**Task to complete**
Copy every line of the records below that holds the word "estimator".
===== Supplied information
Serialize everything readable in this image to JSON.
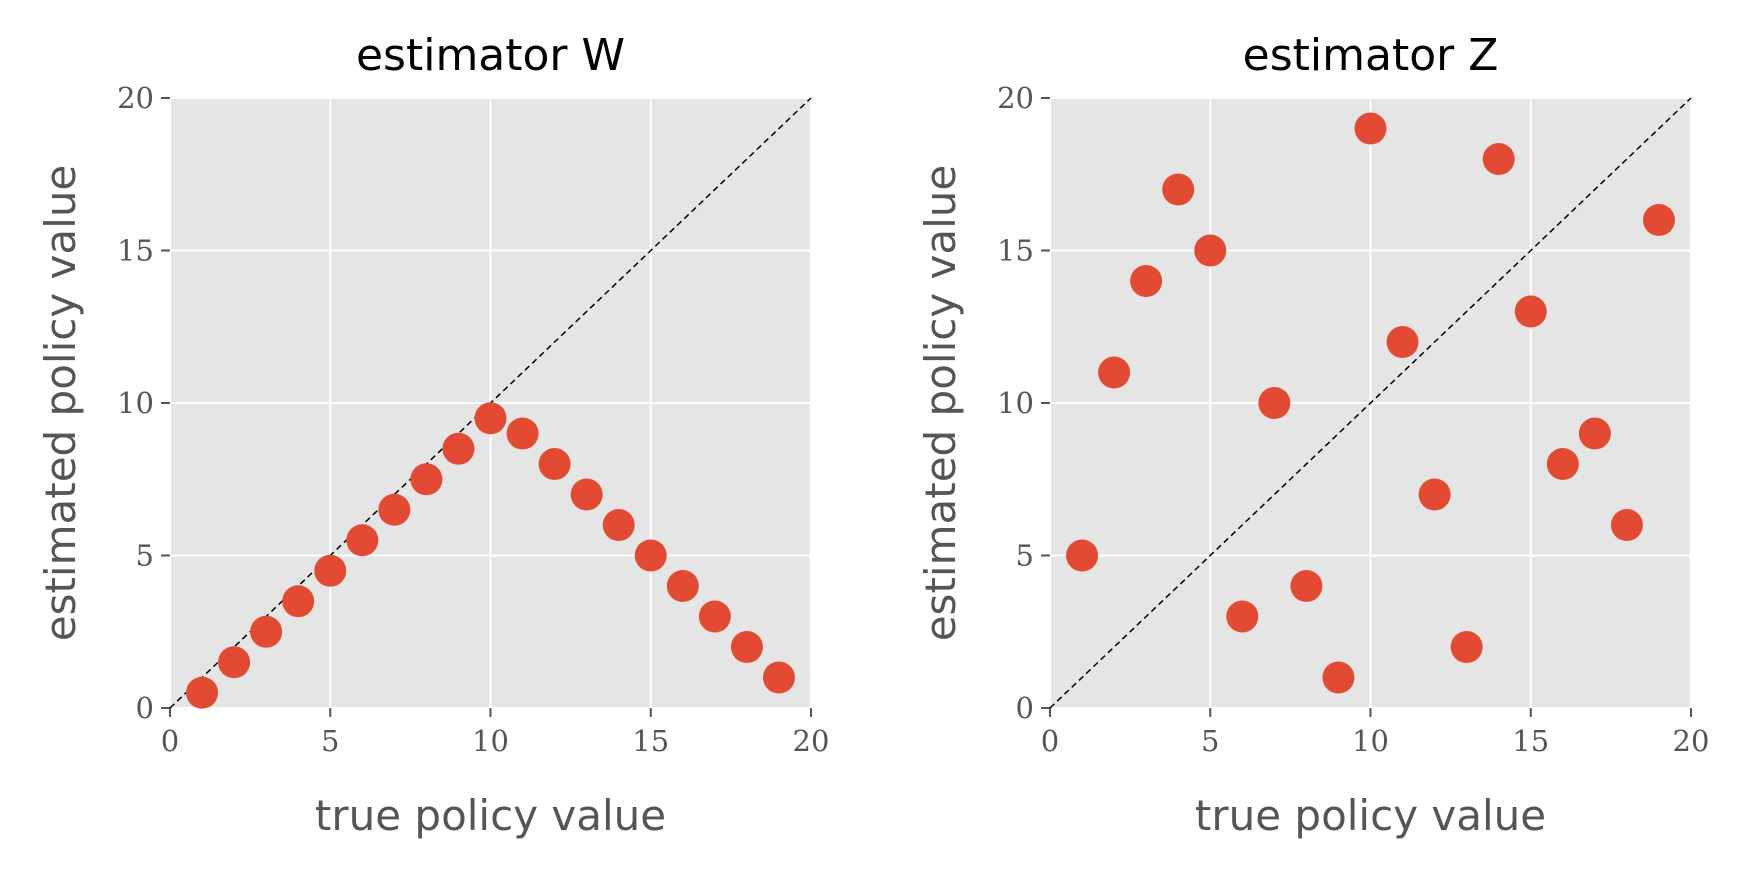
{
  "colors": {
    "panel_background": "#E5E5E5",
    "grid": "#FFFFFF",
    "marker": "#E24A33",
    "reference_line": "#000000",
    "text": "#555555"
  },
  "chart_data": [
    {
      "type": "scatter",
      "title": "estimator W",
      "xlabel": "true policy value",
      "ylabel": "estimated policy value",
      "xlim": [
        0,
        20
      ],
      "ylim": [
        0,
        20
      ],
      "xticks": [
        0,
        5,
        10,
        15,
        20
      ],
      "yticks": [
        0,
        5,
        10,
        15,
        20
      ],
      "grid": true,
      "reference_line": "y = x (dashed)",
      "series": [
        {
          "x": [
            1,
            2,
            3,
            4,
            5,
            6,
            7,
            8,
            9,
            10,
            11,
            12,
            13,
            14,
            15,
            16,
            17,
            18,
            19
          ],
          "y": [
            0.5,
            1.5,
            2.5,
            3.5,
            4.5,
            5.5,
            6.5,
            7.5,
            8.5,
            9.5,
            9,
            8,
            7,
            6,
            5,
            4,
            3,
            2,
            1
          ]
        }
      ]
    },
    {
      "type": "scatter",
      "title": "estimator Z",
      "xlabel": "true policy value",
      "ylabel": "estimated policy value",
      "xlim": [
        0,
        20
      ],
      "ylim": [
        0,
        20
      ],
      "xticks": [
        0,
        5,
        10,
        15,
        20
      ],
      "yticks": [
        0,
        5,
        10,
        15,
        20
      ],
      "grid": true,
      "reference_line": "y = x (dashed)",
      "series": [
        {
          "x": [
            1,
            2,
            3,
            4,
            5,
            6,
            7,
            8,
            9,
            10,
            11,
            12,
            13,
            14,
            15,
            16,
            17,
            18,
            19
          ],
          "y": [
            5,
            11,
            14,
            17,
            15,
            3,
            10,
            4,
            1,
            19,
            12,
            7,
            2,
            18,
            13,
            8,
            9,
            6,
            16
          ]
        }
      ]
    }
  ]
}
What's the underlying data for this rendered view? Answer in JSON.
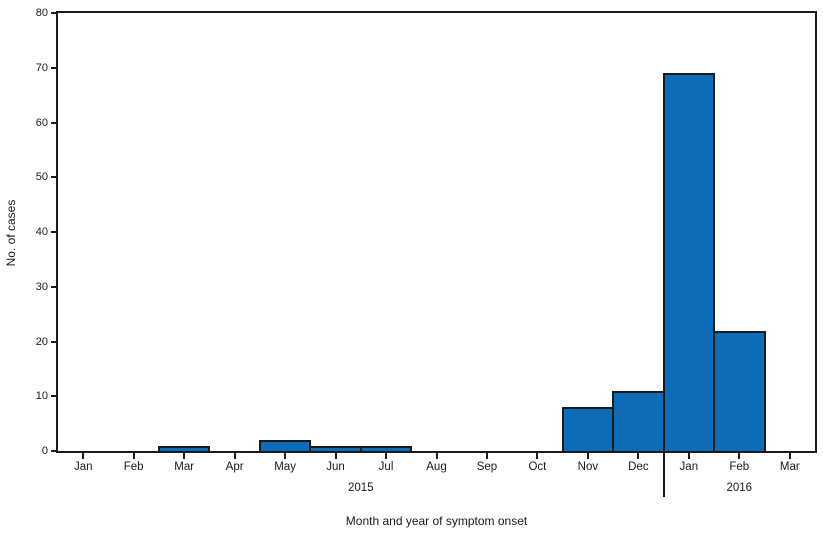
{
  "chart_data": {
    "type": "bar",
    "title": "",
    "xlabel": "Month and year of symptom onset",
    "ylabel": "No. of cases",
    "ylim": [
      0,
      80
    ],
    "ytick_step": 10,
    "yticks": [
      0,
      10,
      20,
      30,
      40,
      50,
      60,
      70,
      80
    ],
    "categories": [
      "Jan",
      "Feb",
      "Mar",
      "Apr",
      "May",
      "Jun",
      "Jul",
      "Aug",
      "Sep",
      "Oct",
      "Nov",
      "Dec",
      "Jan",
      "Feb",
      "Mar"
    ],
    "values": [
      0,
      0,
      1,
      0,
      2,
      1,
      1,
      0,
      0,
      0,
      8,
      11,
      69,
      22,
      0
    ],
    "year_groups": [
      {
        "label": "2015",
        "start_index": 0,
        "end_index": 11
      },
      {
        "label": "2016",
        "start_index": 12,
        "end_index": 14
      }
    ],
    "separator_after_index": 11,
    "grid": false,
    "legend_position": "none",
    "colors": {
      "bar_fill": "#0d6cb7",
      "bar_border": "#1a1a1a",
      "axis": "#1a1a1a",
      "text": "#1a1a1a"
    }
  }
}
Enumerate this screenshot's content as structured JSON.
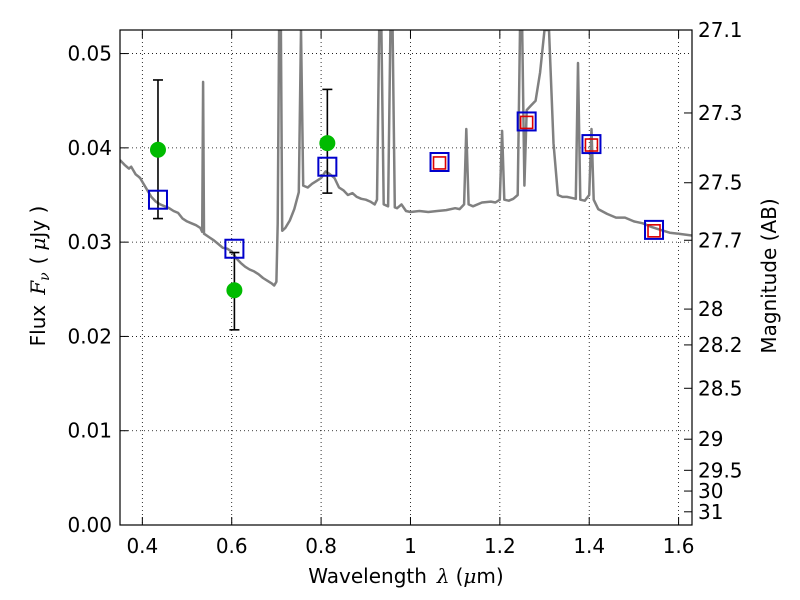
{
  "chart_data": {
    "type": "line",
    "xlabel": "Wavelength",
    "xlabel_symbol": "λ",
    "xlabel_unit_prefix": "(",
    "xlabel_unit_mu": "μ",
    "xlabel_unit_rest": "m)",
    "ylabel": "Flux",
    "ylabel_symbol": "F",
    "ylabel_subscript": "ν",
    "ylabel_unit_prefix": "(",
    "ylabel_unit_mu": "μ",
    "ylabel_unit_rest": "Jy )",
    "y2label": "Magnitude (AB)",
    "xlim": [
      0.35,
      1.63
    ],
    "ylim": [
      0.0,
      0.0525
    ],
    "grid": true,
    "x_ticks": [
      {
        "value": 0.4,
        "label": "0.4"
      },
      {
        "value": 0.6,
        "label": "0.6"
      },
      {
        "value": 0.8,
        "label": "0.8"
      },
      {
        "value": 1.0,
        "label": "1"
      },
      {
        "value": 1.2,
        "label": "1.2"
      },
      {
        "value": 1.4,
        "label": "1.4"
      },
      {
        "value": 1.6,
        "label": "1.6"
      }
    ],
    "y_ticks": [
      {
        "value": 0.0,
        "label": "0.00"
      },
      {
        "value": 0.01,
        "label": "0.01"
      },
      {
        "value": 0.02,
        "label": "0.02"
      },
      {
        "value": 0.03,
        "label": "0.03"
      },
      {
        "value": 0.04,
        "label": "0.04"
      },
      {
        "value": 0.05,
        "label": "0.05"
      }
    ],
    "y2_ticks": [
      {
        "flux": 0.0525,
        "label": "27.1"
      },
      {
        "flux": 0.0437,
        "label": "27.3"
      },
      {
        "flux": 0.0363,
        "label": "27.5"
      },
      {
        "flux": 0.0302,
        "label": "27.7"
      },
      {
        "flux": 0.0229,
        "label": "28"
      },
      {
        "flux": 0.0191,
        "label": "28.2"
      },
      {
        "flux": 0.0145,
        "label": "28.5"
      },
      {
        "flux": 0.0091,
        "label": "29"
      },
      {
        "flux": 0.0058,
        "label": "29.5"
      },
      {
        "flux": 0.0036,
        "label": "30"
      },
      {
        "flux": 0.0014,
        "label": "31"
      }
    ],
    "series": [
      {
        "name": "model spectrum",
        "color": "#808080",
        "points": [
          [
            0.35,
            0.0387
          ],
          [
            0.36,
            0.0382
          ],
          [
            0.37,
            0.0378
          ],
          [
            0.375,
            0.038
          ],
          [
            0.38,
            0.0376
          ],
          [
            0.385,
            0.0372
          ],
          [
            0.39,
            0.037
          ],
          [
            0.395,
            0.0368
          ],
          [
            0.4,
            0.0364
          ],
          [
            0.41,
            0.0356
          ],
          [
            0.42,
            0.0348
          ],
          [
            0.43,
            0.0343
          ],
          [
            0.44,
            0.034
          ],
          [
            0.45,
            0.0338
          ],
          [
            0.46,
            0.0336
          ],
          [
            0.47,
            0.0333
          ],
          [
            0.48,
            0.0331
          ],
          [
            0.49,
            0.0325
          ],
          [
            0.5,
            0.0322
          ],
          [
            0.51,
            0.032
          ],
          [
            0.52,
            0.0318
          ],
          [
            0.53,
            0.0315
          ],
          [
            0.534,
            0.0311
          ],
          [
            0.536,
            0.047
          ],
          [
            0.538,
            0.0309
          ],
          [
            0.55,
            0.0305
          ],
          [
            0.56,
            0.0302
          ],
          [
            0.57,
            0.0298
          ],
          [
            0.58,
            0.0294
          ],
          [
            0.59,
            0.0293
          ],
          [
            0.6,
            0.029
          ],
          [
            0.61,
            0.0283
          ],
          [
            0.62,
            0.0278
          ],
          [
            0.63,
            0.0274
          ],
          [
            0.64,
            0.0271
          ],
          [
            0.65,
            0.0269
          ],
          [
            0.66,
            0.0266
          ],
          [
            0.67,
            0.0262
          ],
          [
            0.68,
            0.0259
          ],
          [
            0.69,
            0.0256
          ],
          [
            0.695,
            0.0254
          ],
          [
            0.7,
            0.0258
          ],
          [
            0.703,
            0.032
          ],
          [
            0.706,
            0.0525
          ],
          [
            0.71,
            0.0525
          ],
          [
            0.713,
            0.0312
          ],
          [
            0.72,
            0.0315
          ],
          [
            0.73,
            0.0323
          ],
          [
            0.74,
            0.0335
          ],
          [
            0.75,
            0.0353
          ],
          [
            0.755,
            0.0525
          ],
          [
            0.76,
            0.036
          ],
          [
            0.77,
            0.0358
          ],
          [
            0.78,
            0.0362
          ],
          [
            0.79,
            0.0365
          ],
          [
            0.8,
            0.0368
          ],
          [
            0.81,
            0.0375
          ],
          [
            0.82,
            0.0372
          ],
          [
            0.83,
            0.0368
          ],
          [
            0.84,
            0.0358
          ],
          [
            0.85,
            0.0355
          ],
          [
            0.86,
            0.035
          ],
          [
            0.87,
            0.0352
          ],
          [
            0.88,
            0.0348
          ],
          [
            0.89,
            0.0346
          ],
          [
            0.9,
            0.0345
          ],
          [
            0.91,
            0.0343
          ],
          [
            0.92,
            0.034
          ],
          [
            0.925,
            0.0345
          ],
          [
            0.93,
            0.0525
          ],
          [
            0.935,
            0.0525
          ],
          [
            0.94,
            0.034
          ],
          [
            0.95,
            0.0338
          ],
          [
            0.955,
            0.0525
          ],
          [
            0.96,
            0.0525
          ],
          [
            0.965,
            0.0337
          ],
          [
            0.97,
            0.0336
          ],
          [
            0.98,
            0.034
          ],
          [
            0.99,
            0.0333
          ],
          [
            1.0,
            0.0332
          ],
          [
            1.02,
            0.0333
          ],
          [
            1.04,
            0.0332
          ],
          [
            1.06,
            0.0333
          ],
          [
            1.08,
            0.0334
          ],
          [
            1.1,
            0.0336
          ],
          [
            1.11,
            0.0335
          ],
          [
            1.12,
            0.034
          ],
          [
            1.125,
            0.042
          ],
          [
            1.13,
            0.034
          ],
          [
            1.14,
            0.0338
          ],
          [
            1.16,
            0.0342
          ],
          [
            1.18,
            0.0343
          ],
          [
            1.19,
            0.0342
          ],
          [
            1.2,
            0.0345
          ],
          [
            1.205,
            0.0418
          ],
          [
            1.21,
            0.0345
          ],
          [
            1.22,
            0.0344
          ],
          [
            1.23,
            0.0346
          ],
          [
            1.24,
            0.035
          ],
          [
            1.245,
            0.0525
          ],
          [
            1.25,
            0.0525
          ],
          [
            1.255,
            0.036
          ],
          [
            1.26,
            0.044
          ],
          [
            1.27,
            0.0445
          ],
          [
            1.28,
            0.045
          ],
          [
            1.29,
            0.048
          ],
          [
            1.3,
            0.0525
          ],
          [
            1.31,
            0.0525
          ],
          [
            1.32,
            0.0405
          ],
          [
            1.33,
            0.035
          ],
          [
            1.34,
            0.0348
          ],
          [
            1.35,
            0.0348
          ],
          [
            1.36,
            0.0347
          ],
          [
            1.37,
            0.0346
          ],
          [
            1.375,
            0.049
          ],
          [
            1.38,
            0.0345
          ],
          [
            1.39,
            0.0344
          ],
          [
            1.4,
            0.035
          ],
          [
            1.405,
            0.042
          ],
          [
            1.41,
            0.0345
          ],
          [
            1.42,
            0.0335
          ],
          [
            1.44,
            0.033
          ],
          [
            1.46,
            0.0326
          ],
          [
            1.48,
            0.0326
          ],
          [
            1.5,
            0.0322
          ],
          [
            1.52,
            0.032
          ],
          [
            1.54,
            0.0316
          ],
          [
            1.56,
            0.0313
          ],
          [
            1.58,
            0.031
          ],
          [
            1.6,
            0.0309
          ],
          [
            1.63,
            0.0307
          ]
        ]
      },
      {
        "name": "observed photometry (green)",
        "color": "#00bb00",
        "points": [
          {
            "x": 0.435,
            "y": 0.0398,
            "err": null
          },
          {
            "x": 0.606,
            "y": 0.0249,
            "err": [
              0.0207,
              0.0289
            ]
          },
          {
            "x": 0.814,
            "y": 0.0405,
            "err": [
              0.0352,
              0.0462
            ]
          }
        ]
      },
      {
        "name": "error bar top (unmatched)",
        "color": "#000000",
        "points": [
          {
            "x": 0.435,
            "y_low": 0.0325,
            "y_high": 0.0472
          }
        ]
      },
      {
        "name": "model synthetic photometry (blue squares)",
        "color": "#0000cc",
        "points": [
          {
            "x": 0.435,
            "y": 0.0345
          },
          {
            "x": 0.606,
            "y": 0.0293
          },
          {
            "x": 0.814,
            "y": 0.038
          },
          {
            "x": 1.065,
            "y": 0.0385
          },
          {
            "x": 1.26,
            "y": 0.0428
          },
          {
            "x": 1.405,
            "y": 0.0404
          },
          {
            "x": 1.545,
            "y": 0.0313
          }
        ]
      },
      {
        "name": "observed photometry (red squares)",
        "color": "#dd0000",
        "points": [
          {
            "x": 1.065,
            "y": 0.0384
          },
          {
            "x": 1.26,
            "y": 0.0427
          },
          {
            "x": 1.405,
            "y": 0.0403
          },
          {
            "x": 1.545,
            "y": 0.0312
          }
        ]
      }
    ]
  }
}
==========
**Task response**
      "title": "estimator W",
      "title": "estimator Z",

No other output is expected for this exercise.